--- start Records provided ---
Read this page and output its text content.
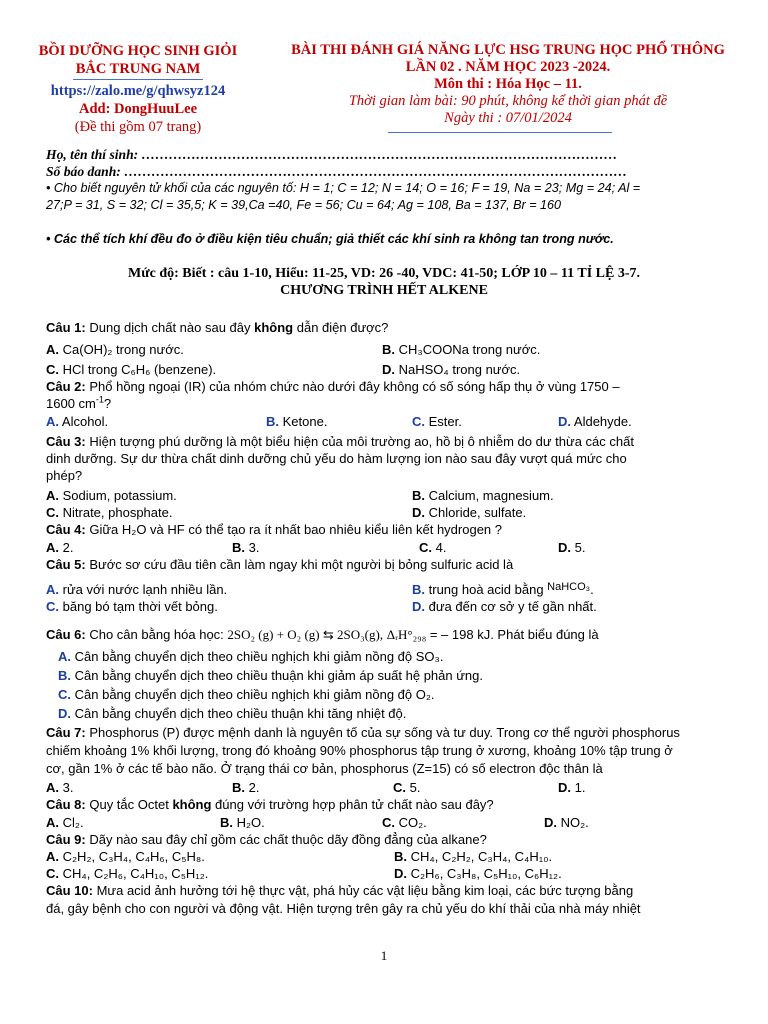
BỒI DƯỠNG HỌC SINH GIỎI
BẮC TRUNG NAM
https://zalo.me/g/qhwsyz124
Add: DongHuuLee
(Đề thi gồm 07 trang)
BÀI THI ĐÁNH GIÁ NĂNG LỰC HSG TRUNG HỌC PHỔ THÔNG
LẦN 02 . NĂM HỌC 2023 -2024.
Môn thi : Hóa Học – 11.
Thời gian làm bài: 90 phút, không kể thời gian phát đề
Ngày thi : 07/01/2024
Họ, tên thí sinh: ……………………………………………………………………………………………
Số báo danh: …………………………………………………………………………………………………
• Cho biết nguyên tử khối của các nguyên tố: H = 1; C = 12; N = 14; O = 16; F = 19, Na = 23; Mg = 24; Al =
27;P = 31, S = 32; Cl = 35,5; K = 39,Ca =40, Fe = 56; Cu = 64; Ag = 108, Ba = 137, Br = 160
• Các thể tích khí đều đo ở điều kiện tiêu chuẩn; giả thiết các khí sinh ra không tan trong nước.
Mức độ: Biết : câu 1-10, Hiểu: 11-25, VD: 26 -40, VDC: 41-50; LỚP 10 – 11 TỈ LỆ 3-7.
CHƯƠNG TRÌNH HẾT ALKENE
Câu 1: Dung dịch chất nào sau đây không dẫn điện được?
A. Ca(OH)₂ trong nước.	B. CH₃COONa trong nước.
C. HCl trong C₆H₆ (benzene).	D. NaHSO₄ trong nước.
Câu 2: Phổ hồng ngoại (IR) của nhóm chức nào dưới đây không có số sóng hấp thụ ở vùng 1750 –
1600 $cm^{-1}$?
A. Alcohol.	B. Ketone.	C. Ester.	D. Aldehyde.
Câu 3: Hiện tượng phú dưỡng là một biểu hiện của môi trường ao, hồ bị ô nhiễm do dư thừa các chất
dinh dưỡng. Sự dư thừa chất dinh dưỡng chủ yếu do hàm lượng ion nào sau đây vượt quá mức cho
phép?
A. Sodium, potassium.	B. Calcium, magnesium.
C. Nitrate, phosphate.	D. Chloride, sulfate.
Câu 4: Giữa H₂O và HF có thể tạo ra ít nhất bao nhiêu kiểu liên kết hydrogen ?
A. 2.	B. 3.	C. 4.	D. 5.
Câu 5: Bước sơ cứu đầu tiên cần làm ngay khi một người bị bỏng sulfuric acid là
A. rửa với nước lạnh nhiều lần.	B. trung hoà acid bằng $^{NaHCO_3}$.
C. băng bó tạm thời vết bỏng.	D. đưa đến cơ sở y tế gần nhất.
Câu 6: Cho cân bằng hóa học: 2SO₂ (g) + O₂ (g) ⇆ 2SO₃(g), ΔᵣH°₂₉₈ = – 198 kJ. Phát biểu đúng là
A. Cân bằng chuyển dịch theo chiều nghịch khi giảm nồng độ SO₃.
B. Cân bằng chuyển dịch theo chiều thuận khi giảm áp suất hệ phản ứng.
C. Cân bằng chuyển dịch theo chiều nghịch khi giảm nồng độ O₂.
D. Cân bằng chuyển dịch theo chiều thuận khi tăng nhiệt độ.
Câu 7: Phosphorus (P) được mệnh danh là nguyên tố của sự sống và tư duy. Trong cơ thể người phosphorus
chiếm khoảng 1% khối lượng, trong đó khoảng 90% phosphorus tập trung ở xương, khoảng 10% tập trung ở
cơ, gần 1% ở các tế bào não. Ở trạng thái cơ bản, phosphorus (Z=15) có số electron độc thân là
A. 3.	B. 2.	C. 5.	D. 1.
Câu 8: Quy tắc Octet không đúng với trường hợp phân tử chất nào sau đây?
A. Cl₂.	B. H₂O.	C. CO₂.	D. NO₂.
Câu 9: Dãy nào sau đây chỉ gồm các chất thuộc dãy đồng đẳng của alkane?
A. C₂H₂, C₃H₄, C₄H₆, C₅H₈.	B. CH₄, C₂H₂, C₃H₄, C₄H₁₀.
C. CH₄, C₂H₆, C₄H₁₀, C₅H₁₂.	D. C₂H₆, C₃H₈, C₅H₁₀, C₆H₁₂.
Câu 10: Mưa acid ảnh hưởng tới hệ thực vật, phá hủy các vật liệu bằng kim loại, các bức tượng bằng
đá, gây bệnh cho con người và động vật. Hiện tượng trên gây ra chủ yếu do khí thải của nhà máy nhiệt
1
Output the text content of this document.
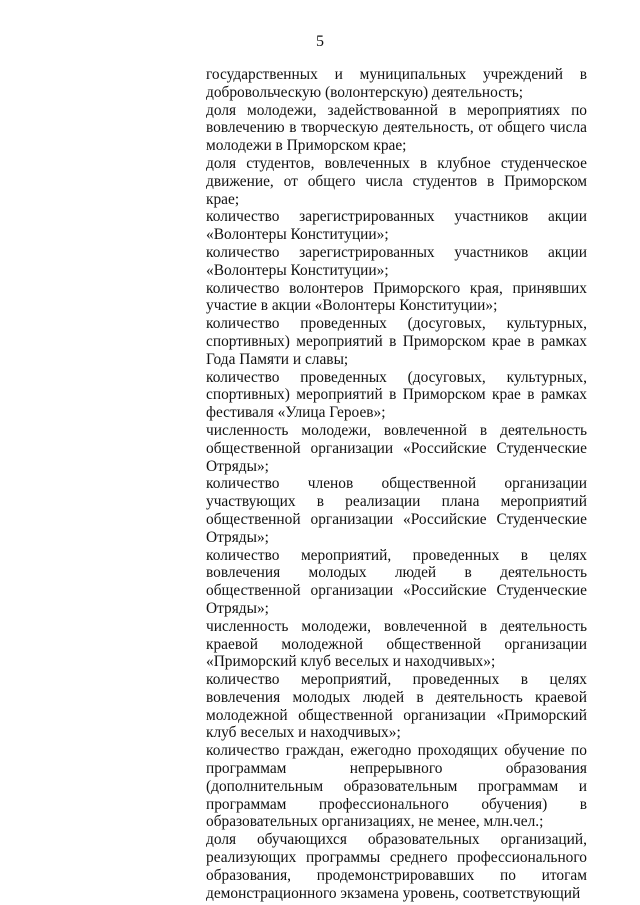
5

государственных и муниципальных учреждений в добровольческую (волонтерскую) деятельность;

доля молодежи, задействованной в мероприятиях по вовлечению в творческую деятельность, от общего числа молодежи в Приморском крае;

доля студентов, вовлеченных в клубное студенческое движение, от общего числа студентов в Приморском крае;

количество зарегистрированных участников акции «Волонтеры Конституции»;

количество зарегистрированных участников акции «Волонтеры Конституции»;

количество волонтеров Приморского края, принявших участие в акции «Волонтеры Конституции»;

количество проведенных (досуговых, культурных, спортивных) мероприятий в Приморском крае в рамках Года Памяти и славы;

количество проведенных (досуговых, культурных, спортивных) мероприятий в Приморском крае в рамках фестиваля «Улица Героев»;

численность молодежи, вовлеченной в деятельность общественной организации «Российские Студенческие Отряды»;

количество членов общественной организации участвующих в реализации плана мероприятий общественной организации «Российские Студенческие Отряды»;

количество мероприятий, проведенных в целях вовлечения молодых людей в деятельность общественной организации «Российские Студенческие Отряды»;

численность молодежи, вовлеченной в деятельность краевой молодежной общественной организации «Приморский клуб веселых и находчивых»;

количество мероприятий, проведенных в целях вовлечения молодых людей в деятельность краевой молодежной общественной организации «Приморский клуб веселых и находчивых»;

количество граждан, ежегодно проходящих обучение по программам непрерывного образования (дополнительным образовательным программам и программам профессионального обучения) в образовательных организациях, не менее, млн.чел.;

доля обучающихся образовательных организаций, реализующих программы среднего профессионального образования, продемонстрировавших по итогам демонстрационного экзамена уровень, соответствующий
--- end Records provided ---
Exercise brief:
Reply with the number of lines in the material above that contain "biểu", and nothing more.

Complete response:
2